* [EXERCISE TASK]: Scan the listing below for the word "υπηρεσίες" and state how many lines hold it. Write nothing but the number.

─── INFORMATION PROVIDED

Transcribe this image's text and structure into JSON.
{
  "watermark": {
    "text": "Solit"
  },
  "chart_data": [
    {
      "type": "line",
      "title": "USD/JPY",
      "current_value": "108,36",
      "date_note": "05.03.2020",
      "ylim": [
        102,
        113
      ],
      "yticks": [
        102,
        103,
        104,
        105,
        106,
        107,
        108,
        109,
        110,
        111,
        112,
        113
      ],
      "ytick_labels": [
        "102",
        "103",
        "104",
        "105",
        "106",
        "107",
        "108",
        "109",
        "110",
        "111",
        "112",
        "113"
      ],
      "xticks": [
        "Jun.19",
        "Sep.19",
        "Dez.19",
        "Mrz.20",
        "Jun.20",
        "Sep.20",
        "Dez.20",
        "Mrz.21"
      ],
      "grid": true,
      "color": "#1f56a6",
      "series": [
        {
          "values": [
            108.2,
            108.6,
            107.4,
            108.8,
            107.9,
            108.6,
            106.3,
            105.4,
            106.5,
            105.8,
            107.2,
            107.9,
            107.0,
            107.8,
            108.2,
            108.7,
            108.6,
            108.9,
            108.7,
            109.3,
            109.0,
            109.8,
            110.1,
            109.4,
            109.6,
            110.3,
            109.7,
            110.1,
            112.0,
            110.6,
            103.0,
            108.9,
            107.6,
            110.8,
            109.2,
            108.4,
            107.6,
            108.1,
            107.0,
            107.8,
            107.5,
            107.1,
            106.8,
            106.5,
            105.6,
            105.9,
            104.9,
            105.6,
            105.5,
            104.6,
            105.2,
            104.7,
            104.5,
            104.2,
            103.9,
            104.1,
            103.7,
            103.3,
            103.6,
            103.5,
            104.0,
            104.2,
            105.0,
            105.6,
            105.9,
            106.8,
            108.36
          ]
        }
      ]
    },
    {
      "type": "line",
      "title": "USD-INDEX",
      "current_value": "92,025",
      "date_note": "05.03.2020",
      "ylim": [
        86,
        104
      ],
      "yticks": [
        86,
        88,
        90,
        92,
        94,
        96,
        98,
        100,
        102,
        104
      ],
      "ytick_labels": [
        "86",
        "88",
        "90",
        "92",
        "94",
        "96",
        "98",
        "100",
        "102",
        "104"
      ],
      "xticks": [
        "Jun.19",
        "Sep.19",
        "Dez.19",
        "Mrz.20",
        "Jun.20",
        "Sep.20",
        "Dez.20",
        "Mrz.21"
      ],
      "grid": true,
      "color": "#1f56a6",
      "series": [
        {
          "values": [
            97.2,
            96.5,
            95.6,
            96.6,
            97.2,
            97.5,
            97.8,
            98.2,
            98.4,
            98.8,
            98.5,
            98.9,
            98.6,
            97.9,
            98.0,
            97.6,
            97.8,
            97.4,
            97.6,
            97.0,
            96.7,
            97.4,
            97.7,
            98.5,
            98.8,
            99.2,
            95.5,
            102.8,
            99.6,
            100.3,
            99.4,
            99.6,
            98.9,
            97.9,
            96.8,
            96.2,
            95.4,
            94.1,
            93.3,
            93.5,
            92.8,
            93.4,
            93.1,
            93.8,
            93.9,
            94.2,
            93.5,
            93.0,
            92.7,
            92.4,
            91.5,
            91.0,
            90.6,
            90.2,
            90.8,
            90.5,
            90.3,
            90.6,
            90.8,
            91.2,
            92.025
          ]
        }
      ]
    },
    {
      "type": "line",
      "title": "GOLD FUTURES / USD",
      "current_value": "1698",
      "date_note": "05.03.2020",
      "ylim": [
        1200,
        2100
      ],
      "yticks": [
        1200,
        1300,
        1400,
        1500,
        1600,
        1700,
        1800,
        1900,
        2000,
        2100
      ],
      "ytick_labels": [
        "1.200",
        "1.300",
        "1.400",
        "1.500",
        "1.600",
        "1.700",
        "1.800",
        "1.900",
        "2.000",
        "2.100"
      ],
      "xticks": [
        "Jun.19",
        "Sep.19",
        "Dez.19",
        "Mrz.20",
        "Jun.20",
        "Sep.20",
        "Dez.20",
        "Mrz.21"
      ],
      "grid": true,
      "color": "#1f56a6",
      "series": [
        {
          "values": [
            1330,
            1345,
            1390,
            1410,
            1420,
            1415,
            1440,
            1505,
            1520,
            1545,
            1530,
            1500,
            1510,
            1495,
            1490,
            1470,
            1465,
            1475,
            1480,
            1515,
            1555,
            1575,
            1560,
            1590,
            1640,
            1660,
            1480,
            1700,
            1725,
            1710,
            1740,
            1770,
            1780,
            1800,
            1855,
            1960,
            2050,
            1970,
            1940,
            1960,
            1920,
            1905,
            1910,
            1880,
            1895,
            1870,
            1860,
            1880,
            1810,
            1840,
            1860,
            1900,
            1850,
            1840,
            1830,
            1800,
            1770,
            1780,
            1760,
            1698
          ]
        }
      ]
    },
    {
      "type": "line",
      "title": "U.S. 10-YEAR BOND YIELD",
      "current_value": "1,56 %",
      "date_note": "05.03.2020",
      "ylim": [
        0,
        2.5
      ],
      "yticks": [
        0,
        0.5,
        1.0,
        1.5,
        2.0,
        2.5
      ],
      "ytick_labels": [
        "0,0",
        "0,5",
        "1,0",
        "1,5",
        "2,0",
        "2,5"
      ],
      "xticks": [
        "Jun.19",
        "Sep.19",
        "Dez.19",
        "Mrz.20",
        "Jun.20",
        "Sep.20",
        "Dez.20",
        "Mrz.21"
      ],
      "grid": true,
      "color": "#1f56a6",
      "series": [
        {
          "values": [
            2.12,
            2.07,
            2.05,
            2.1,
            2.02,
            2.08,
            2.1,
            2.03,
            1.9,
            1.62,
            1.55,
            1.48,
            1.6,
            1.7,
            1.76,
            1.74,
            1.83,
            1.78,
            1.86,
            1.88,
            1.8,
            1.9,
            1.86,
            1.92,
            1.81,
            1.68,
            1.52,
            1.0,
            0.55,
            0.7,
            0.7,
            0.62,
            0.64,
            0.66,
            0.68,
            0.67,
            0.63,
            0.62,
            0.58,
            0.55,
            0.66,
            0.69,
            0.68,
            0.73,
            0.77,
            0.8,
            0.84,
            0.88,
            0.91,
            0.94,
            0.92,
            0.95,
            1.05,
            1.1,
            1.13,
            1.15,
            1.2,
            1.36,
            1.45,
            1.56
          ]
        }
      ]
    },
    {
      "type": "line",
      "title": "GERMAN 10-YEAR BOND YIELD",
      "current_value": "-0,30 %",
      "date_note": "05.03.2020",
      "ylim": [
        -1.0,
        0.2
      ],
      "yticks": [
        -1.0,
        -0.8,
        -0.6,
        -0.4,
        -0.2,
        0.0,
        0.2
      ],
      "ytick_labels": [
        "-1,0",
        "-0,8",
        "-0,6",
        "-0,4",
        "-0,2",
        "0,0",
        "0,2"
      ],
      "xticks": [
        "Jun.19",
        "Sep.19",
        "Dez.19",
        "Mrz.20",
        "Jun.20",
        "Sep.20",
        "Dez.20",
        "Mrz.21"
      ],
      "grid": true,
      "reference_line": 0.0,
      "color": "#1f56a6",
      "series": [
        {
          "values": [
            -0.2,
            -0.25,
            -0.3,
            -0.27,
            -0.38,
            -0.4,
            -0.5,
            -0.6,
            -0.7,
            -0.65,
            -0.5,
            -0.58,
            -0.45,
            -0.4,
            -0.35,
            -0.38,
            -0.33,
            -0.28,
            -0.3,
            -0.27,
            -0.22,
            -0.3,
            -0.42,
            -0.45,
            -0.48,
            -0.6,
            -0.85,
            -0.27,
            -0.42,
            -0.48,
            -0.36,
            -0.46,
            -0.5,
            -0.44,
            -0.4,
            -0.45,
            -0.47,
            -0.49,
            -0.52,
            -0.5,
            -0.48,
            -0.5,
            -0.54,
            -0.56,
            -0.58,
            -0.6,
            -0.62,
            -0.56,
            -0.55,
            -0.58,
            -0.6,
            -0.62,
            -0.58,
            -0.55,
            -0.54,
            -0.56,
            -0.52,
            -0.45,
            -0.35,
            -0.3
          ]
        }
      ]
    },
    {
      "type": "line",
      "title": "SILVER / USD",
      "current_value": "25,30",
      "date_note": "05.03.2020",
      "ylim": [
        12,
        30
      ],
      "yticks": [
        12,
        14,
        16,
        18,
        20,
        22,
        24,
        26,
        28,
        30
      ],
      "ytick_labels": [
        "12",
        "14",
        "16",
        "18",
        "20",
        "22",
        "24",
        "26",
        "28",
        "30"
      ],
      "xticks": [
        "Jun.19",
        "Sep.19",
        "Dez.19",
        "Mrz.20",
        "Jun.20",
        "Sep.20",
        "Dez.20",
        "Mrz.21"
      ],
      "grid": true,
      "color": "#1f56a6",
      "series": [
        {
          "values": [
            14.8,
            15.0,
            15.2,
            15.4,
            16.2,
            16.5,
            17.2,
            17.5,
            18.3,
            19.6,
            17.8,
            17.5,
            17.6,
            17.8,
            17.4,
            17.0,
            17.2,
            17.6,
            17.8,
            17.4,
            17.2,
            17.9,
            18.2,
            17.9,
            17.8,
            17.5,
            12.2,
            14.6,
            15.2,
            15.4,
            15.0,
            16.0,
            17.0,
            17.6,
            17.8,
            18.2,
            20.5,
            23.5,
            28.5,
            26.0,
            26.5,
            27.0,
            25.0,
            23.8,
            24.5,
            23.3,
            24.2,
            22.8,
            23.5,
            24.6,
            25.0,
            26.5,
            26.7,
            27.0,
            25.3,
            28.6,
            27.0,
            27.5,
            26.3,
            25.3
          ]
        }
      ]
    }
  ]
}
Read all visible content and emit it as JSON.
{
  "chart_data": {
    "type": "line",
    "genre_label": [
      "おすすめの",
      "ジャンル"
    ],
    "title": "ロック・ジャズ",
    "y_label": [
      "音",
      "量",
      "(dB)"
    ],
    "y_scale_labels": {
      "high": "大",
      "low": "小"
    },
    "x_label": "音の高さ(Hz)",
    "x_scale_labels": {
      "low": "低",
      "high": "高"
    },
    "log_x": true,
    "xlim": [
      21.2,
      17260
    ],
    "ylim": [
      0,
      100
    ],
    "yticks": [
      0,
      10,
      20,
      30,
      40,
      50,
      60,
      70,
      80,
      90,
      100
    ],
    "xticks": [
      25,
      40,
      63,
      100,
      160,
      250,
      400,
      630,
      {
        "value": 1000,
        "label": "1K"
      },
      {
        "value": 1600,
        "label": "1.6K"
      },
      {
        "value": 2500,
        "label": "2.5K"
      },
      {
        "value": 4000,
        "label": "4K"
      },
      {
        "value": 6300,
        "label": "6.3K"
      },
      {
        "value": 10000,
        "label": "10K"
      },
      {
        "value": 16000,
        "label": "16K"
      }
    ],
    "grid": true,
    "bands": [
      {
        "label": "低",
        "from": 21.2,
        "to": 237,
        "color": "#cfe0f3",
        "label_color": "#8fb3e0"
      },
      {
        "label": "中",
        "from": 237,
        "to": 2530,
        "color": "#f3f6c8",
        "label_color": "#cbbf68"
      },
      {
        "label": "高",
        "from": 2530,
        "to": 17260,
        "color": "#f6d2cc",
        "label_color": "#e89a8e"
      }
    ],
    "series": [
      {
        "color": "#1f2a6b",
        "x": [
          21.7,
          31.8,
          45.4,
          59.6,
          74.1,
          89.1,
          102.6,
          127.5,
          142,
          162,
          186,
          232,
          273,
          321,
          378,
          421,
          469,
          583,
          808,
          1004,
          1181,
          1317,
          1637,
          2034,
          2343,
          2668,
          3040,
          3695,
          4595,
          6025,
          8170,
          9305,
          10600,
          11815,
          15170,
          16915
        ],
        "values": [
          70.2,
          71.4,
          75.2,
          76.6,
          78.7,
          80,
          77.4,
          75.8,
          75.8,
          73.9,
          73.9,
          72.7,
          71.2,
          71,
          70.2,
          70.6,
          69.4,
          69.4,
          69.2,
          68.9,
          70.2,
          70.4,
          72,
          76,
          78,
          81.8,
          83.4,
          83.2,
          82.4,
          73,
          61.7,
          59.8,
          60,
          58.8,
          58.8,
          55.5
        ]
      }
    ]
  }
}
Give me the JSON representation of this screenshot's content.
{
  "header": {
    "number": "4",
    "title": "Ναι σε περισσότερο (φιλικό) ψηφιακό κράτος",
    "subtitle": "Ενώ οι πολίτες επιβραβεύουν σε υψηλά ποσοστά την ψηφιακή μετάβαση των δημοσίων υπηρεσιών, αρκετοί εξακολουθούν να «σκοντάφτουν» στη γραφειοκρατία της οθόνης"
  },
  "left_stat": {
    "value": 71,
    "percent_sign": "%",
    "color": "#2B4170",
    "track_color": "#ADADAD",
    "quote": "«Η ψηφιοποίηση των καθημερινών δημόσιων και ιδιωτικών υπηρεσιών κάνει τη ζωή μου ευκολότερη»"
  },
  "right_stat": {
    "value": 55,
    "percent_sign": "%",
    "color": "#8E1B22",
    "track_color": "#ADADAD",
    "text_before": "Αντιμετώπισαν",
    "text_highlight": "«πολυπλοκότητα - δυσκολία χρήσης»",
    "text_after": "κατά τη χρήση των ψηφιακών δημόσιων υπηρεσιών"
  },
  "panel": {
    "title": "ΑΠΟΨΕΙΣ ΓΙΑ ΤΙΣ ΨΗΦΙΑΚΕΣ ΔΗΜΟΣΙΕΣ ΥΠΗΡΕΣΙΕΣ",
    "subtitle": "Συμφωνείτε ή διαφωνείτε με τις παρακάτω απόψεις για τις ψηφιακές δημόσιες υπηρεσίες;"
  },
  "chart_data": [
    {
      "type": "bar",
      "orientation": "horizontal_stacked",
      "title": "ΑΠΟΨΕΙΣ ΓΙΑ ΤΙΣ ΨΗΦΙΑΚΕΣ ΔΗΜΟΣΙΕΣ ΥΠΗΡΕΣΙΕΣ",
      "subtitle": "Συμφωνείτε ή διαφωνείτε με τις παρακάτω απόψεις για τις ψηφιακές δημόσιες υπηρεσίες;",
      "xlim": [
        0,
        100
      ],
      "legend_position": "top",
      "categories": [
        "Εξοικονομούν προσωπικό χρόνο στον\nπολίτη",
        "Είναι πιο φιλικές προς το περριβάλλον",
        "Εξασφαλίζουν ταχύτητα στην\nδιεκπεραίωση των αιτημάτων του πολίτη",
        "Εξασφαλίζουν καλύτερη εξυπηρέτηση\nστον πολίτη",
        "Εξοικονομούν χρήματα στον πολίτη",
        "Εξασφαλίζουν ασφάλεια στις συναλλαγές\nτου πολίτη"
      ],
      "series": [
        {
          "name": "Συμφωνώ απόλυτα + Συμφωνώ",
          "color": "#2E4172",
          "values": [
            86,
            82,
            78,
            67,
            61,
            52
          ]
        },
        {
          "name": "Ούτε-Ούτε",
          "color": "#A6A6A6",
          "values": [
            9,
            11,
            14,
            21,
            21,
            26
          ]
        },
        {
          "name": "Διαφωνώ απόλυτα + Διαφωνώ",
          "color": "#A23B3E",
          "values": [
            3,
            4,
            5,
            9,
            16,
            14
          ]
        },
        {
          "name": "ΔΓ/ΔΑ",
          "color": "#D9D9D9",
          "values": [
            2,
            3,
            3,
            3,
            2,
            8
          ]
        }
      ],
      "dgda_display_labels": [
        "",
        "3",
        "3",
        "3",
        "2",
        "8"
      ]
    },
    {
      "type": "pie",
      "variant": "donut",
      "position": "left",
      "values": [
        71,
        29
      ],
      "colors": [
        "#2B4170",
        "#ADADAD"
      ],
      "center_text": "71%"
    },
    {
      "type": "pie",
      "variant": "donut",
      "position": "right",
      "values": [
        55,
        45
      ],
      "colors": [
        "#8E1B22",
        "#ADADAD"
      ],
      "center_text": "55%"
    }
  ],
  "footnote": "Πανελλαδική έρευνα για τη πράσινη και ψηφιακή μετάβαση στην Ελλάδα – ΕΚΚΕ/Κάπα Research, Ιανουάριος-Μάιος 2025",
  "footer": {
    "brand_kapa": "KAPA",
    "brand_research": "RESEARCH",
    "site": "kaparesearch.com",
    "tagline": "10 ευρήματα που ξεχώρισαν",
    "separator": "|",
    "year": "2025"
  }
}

──────

* [CORRECT ANSWER]: 2